### Entries provided ###
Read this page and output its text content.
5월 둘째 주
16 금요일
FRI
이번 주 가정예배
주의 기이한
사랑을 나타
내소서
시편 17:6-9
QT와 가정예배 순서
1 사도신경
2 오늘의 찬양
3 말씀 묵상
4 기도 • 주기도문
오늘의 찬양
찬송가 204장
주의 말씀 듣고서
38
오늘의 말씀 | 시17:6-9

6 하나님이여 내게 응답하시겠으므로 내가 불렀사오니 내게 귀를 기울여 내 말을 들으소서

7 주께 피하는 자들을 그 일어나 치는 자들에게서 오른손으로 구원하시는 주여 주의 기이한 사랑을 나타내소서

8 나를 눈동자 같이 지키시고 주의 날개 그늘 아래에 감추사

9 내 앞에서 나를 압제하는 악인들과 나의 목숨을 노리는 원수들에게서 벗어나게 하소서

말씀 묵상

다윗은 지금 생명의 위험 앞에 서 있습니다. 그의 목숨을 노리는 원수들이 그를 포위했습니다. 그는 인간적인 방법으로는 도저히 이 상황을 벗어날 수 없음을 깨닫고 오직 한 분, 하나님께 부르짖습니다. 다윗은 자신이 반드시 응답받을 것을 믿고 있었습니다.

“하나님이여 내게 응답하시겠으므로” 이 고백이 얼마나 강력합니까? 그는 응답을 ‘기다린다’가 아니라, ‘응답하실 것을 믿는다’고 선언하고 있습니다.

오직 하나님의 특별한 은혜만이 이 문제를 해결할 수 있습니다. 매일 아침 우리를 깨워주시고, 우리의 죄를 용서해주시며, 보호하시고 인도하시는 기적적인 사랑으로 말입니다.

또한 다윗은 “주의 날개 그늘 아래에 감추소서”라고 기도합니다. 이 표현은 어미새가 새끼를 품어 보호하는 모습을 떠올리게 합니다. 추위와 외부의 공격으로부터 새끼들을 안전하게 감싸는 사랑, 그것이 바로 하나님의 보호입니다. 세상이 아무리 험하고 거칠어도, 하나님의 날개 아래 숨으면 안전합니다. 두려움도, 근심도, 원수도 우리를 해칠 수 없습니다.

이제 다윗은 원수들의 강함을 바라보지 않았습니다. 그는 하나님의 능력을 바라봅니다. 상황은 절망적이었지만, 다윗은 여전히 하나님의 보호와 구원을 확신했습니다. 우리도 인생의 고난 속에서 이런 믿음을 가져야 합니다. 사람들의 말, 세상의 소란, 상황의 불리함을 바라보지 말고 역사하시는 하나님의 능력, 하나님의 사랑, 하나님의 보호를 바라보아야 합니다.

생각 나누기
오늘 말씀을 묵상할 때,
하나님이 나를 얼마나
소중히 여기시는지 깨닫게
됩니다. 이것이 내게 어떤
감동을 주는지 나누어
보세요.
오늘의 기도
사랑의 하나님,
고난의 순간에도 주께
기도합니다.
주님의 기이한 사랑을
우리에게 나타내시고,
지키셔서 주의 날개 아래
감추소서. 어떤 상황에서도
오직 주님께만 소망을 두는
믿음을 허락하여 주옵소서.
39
###
## [Aim of the exercise]
Give back all the records exactly as they stand.

## [Result below]
Read this page and output its text content.
5월 둘째 주
16 금요일
FRI
이번 주 가정예배
주의 기이한
사랑을 나타
내소서
시편 17:6-9
QT와 가정예배 순서
1 사도신경
2 오늘의 찬양
3 말씀 묵상
4 기도 • 주기도문
오늘의 찬양
찬송가 204장
주의 말씀 듣고서
38
오늘의 말씀 | 시17:6-9

6 하나님이여 내게 응답하시겠으므로 내가 불렀사오니 내게 귀를 기울여 내 말을 들으소서

7 주께 피하는 자들을 그 일어나 치는 자들에게서 오른손으로 구원하시는 주여 주의 기이한 사랑을 나타내소서

8 나를 눈동자 같이 지키시고 주의 날개 그늘 아래에 감추사

9 내 앞에서 나를 압제하는 악인들과 나의 목숨을 노리는 원수들에게서 벗어나게 하소서

말씀 묵상

다윗은 지금 생명의 위험 앞에 서 있습니다. 그의 목숨을 노리는 원수들이 그를 포위했습니다. 그는 인간적인 방법으로는 도저히 이 상황을 벗어날 수 없음을 깨닫고 오직 한 분, 하나님께 부르짖습니다. 다윗은 자신이 반드시 응답받을 것을 믿고 있었습니다.

“하나님이여 내게 응답하시겠으므로” 이 고백이 얼마나 강력합니까? 그는 응답을 ‘기다린다’가 아니라, ‘응답하실 것을 믿는다’고 선언하고 있습니다.

오직 하나님의 특별한 은혜만이 이 문제를 해결할 수 있습니다. 매일 아침 우리를 깨워주시고, 우리의 죄를 용서해주시며, 보호하시고 인도하시는 기적적인 사랑으로 말입니다.

또한 다윗은 “주의 날개 그늘 아래에 감추소서”라고 기도합니다. 이 표현은 어미새가 새끼를 품어 보호하는 모습을 떠올리게 합니다. 추위와 외부의 공격으로부터 새끼들을 안전하게 감싸는 사랑, 그것이 바로 하나님의 보호입니다. 세상이 아무리 험하고 거칠어도, 하나님의 날개 아래 숨으면 안전합니다. 두려움도, 근심도, 원수도 우리를 해칠 수 없습니다.

이제 다윗은 원수들의 강함을 바라보지 않았습니다. 그는 하나님의 능력을 바라봅니다. 상황은 절망적이었지만, 다윗은 여전히 하나님의 보호와 구원을 확신했습니다. 우리도 인생의 고난 속에서 이런 믿음을 가져야 합니다. 사람들의 말, 세상의 소란, 상황의 불리함을 바라보지 말고 역사하시는 하나님의 능력, 하나님의 사랑, 하나님의 보호를 바라보아야 합니다.

생각 나누기
오늘 말씀을 묵상할 때,
하나님이 나를 얼마나
소중히 여기시는지 깨닫게
됩니다. 이것이 내게 어떤
감동을 주는지 나누어
보세요.
오늘의 기도
사랑의 하나님,
고난의 순간에도 주께
기도합니다.
주님의 기이한 사랑을
우리에게 나타내시고,
지키셔서 주의 날개 아래
감추소서. 어떤 상황에서도
오직 주님께만 소망을 두는
믿음을 허락하여 주옵소서.
39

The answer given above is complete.